▶ Task statement:
Identify and pull out each line of the entries in which "this" occurs.

▶ Listed entries:
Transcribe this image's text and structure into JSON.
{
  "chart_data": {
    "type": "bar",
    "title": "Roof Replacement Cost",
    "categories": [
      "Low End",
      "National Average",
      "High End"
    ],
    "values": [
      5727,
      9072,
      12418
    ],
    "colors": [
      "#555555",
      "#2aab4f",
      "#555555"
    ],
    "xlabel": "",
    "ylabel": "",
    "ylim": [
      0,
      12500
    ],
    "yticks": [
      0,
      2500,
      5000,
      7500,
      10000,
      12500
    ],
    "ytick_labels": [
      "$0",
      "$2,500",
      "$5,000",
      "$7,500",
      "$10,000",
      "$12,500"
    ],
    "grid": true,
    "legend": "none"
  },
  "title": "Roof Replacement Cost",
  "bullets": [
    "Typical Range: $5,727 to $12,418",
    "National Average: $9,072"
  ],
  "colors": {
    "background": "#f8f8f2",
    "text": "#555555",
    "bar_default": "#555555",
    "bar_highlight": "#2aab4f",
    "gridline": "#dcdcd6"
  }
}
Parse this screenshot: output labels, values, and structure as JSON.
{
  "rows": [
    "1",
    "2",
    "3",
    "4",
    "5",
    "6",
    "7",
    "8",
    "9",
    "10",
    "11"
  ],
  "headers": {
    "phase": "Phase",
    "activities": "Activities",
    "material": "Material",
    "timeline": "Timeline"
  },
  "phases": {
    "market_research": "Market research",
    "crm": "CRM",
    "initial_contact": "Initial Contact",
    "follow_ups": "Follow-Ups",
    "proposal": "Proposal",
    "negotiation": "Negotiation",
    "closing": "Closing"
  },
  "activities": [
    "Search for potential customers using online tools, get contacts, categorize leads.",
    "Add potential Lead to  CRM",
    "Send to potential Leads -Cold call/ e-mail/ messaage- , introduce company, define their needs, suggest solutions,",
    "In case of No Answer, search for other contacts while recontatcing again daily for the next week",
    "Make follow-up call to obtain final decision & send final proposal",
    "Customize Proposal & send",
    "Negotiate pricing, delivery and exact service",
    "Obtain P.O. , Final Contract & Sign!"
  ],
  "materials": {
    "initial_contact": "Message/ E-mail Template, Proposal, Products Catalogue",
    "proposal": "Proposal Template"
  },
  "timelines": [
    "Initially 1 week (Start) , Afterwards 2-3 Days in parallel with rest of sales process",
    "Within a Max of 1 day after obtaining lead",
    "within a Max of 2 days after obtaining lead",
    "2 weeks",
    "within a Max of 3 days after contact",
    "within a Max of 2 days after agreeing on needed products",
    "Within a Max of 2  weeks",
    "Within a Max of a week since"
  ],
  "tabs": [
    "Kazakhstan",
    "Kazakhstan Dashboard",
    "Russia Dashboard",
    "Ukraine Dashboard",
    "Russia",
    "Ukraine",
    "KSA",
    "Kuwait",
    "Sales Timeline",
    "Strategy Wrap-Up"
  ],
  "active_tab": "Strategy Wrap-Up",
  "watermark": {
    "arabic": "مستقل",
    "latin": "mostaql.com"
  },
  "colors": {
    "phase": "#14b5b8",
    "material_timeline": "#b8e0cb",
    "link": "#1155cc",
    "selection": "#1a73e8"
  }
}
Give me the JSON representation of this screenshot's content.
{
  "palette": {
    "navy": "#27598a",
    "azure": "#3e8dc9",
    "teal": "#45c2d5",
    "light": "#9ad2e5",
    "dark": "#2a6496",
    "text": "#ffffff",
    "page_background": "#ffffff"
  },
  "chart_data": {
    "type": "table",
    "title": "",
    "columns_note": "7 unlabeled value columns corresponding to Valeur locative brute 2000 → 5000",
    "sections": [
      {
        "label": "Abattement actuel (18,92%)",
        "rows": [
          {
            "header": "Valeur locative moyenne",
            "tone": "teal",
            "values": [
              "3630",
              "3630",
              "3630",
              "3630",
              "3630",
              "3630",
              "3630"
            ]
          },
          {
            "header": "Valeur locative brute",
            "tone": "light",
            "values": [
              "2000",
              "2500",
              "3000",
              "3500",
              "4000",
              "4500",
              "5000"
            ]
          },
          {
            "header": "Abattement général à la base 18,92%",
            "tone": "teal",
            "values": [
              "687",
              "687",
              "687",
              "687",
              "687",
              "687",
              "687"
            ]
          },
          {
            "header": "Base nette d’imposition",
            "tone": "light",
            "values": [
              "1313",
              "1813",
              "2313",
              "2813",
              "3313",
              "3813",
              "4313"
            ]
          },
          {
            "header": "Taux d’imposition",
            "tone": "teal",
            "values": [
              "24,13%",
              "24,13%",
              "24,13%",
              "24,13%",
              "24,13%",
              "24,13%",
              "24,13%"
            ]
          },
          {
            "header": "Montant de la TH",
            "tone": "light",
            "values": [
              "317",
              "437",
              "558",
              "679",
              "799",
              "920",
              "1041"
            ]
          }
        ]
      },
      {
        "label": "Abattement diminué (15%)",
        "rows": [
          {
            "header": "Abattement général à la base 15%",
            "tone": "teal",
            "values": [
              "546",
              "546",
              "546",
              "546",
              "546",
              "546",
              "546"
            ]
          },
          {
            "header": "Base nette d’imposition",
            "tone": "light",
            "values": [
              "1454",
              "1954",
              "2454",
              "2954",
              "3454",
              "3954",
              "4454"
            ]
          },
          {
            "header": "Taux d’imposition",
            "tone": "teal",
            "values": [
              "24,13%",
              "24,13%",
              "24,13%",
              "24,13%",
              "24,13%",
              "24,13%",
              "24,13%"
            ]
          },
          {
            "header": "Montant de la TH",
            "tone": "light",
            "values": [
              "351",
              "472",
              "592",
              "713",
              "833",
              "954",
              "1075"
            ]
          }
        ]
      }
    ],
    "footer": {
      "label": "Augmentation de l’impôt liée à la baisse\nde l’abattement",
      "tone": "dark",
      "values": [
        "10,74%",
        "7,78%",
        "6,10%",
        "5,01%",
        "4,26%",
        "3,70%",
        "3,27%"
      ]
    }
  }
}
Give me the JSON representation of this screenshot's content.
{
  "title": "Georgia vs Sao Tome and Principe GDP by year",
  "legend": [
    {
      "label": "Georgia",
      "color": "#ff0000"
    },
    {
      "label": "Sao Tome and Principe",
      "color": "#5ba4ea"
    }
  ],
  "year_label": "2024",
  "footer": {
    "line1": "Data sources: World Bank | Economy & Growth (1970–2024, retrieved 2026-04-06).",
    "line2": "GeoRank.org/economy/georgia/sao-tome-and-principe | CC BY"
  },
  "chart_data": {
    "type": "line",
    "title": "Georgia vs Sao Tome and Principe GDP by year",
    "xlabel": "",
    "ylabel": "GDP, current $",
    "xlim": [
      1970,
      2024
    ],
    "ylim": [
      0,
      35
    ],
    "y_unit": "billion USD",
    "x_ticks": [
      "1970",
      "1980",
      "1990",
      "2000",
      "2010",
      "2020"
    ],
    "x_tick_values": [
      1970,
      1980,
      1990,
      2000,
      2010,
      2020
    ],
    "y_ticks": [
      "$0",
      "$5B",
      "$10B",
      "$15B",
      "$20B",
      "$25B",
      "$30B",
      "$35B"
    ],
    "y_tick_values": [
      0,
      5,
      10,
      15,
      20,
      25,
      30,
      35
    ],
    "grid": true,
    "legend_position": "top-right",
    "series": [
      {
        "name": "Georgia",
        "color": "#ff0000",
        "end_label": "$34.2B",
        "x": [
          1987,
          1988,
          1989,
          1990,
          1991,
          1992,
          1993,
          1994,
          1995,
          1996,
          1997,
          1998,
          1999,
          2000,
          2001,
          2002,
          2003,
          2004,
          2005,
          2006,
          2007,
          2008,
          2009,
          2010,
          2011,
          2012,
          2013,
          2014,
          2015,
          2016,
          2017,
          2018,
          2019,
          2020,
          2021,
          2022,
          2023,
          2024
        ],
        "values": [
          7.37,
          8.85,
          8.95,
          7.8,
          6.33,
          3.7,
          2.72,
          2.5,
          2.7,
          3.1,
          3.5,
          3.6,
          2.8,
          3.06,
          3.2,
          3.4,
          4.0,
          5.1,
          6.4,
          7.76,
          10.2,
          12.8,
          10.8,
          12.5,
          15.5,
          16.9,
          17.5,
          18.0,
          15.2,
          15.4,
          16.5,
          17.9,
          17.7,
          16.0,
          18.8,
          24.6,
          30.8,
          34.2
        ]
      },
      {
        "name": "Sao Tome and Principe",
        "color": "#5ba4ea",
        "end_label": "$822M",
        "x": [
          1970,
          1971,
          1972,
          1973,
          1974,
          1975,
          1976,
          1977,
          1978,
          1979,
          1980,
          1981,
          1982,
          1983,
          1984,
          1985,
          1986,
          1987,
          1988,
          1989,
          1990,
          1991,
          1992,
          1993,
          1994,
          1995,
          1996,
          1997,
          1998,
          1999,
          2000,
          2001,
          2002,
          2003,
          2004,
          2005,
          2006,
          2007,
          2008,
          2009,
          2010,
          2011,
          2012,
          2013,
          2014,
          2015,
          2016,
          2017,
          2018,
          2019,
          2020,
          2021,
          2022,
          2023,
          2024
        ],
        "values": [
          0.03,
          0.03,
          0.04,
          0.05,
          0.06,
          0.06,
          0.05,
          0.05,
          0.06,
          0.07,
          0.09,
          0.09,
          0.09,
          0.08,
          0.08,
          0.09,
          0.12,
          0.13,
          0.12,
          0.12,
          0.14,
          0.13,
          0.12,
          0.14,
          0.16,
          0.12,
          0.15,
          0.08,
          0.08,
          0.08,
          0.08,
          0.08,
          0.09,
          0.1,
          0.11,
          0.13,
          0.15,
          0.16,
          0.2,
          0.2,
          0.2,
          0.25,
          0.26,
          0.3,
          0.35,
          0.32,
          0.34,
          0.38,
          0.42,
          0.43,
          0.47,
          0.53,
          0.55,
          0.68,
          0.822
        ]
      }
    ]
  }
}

▶ Worked answer:
Transcribe this image's text and structure into JSON.
Parse this screenshot: output labels, values, and structure as JSON.
Give me the JSON representation of this screenshot's content.
Give me the JSON representation of this screenshot's content.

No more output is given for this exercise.